- _WORK REQUIRED_
Work through the data and report how many lines include the string "JSON", giving the number alone.
>> start
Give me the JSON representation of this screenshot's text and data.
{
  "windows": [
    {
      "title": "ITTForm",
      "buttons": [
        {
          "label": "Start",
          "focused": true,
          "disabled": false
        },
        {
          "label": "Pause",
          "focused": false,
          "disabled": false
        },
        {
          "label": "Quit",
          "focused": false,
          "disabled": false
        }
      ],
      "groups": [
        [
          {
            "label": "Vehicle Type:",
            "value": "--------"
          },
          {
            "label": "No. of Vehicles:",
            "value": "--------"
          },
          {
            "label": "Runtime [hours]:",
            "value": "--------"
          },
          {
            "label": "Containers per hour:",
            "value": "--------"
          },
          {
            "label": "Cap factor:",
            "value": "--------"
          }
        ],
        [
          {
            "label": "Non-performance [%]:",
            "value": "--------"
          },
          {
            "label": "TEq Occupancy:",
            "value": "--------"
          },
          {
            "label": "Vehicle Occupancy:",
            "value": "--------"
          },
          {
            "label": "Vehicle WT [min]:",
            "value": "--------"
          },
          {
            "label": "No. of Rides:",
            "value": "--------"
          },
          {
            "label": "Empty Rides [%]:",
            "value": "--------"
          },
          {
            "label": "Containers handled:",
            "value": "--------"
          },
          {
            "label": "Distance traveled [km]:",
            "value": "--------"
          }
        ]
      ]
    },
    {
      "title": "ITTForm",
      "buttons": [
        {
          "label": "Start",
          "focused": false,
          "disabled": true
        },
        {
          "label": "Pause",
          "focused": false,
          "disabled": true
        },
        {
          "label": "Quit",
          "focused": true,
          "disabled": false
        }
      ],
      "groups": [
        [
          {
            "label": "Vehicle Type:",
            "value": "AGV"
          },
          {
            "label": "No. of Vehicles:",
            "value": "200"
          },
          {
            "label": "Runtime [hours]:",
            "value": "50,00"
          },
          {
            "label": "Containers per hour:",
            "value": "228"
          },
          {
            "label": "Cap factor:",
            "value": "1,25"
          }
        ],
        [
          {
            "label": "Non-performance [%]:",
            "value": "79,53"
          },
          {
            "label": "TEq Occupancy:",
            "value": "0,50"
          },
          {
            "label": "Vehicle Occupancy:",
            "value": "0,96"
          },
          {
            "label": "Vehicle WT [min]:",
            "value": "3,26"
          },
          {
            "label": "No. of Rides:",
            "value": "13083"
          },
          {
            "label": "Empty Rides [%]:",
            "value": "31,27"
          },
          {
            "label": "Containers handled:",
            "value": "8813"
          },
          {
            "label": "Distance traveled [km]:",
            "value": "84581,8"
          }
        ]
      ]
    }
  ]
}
>> end
>> start
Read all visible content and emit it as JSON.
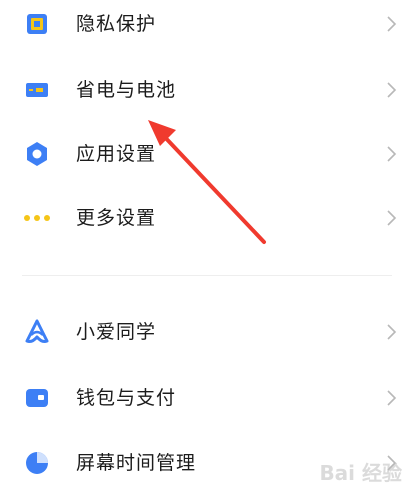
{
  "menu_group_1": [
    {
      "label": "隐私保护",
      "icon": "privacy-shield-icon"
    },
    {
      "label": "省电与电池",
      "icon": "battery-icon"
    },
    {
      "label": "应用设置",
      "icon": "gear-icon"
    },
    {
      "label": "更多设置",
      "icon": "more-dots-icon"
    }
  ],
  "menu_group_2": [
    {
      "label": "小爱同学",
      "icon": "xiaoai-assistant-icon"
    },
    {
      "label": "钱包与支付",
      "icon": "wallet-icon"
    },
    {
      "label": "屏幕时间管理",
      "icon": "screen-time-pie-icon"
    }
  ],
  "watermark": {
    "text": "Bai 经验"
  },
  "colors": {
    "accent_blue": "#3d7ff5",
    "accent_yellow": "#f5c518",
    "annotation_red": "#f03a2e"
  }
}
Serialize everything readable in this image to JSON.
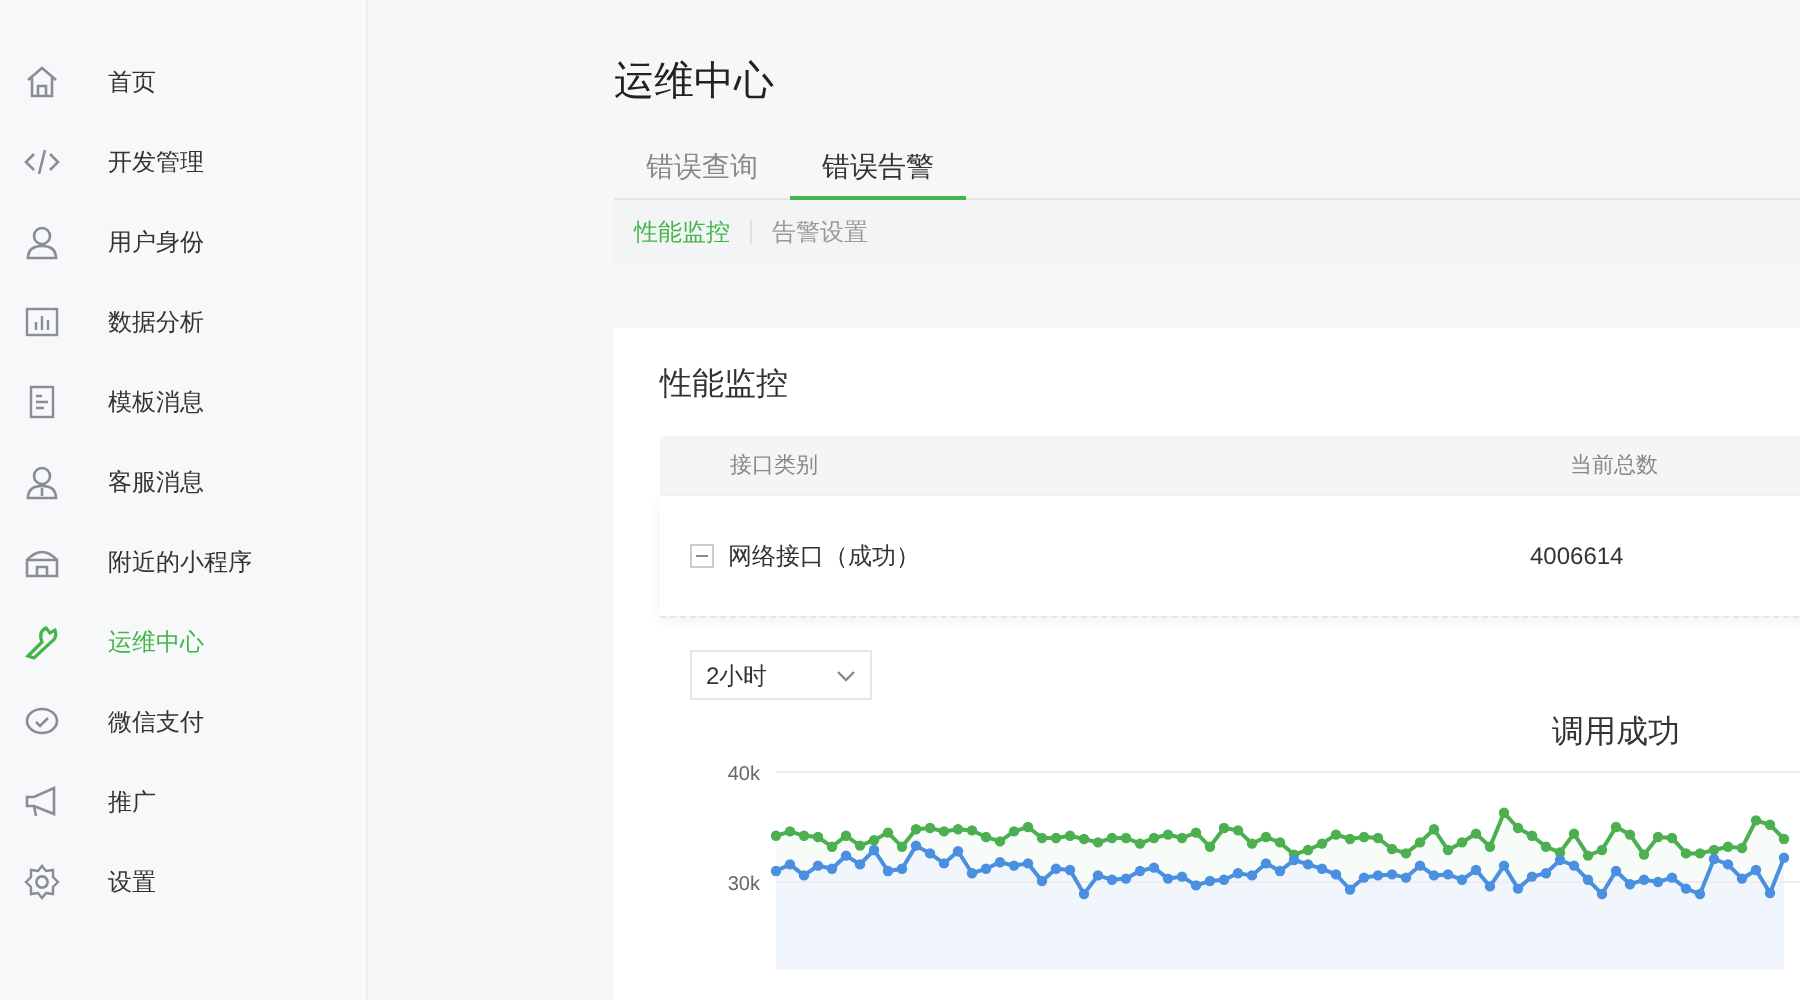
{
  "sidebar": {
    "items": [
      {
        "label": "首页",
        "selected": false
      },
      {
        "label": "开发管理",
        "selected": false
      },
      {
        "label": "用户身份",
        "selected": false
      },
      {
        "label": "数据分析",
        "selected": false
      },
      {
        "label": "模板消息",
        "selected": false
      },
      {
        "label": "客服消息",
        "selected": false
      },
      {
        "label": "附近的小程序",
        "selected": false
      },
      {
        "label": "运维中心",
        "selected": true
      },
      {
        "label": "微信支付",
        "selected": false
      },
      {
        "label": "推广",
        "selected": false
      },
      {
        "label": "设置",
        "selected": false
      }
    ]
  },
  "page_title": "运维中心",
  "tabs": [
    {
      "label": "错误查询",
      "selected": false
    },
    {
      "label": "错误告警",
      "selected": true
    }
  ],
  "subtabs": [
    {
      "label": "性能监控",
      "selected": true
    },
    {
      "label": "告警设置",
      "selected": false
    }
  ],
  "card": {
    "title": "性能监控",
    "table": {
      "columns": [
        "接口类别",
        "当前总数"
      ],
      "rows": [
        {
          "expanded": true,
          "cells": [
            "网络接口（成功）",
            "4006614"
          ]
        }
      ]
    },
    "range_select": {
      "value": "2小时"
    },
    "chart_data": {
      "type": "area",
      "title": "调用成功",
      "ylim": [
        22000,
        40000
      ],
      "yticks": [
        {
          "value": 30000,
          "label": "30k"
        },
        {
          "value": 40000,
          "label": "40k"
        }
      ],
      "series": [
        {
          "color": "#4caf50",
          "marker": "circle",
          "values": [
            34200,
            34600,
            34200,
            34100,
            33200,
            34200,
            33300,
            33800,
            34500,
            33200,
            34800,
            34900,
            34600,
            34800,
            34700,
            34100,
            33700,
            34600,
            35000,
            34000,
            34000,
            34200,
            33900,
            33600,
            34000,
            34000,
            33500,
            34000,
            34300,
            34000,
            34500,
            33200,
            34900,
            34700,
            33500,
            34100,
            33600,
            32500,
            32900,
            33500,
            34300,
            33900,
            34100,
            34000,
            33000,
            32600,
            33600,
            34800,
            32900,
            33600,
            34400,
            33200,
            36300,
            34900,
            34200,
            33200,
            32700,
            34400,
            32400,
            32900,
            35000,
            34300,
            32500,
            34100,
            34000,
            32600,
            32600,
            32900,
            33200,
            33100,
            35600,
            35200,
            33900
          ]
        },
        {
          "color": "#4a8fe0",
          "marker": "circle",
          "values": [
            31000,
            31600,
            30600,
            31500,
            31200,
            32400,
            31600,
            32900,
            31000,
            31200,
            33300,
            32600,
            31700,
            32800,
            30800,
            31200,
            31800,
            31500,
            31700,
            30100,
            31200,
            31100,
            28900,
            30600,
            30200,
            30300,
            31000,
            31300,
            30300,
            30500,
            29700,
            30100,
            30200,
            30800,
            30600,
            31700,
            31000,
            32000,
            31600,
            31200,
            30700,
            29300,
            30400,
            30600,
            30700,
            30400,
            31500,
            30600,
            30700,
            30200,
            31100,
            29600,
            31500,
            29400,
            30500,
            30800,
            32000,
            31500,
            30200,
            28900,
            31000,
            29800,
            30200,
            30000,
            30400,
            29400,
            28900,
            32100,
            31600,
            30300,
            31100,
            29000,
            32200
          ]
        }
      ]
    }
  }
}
>> end
- _SOLUTION BELOW_
3